== DATASET RECORDS
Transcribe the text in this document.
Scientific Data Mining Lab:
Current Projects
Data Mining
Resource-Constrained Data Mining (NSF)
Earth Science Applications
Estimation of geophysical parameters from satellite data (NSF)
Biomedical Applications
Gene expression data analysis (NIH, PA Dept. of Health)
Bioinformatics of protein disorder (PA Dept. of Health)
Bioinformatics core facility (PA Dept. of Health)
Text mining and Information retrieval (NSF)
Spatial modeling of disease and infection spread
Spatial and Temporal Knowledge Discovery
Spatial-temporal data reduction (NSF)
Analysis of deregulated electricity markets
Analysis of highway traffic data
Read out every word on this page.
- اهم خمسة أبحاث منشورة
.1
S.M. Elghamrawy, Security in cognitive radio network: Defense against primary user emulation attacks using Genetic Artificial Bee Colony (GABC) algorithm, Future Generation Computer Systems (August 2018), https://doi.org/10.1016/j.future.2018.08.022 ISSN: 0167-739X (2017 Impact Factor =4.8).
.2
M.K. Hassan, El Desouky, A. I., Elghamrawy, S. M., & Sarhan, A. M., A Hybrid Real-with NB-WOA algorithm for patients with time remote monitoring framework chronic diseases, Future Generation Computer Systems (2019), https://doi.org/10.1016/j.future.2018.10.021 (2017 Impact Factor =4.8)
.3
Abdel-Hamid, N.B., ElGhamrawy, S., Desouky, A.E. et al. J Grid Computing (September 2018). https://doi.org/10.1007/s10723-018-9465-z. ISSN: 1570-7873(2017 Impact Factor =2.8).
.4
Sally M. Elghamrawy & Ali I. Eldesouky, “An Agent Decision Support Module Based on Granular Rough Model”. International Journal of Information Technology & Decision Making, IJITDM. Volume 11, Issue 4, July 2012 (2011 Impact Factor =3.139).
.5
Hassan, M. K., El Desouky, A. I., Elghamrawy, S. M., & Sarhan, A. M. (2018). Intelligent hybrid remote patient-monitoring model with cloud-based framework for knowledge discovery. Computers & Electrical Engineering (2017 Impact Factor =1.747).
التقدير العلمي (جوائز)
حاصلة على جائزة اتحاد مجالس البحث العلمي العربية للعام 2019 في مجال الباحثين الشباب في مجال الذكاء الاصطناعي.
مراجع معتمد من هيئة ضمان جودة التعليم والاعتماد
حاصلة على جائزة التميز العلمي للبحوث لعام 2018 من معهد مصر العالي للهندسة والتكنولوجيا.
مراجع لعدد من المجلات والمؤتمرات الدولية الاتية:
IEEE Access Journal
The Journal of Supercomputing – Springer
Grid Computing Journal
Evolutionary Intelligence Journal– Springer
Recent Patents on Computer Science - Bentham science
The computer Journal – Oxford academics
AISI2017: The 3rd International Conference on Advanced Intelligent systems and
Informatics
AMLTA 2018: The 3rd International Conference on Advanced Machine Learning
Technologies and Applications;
====
▶ [PROBLEM DETAILS]
Which lines hold the word "ISSN"? Return all of them from the records above.

▶ [EXERCISE OUTPUT]
S.M. Elghamrawy, Security in cognitive radio network: Defense against primary user emulation attacks using Genetic Artificial Bee Colony (GABC) algorithm, Future Generation Computer Systems (August 2018), https://doi.org/10.1016/j.future.2018.08.022 ISSN: 0167-739X (2017 Impact Factor =4.8).
Abdel-Hamid, N.B., ElGhamrawy, S., Desouky, A.E. et al. J Grid Computing (September 2018). https://doi.org/10.1007/s10723-018-9465-z. ISSN: 1570-7873(2017 Impact Factor =2.8).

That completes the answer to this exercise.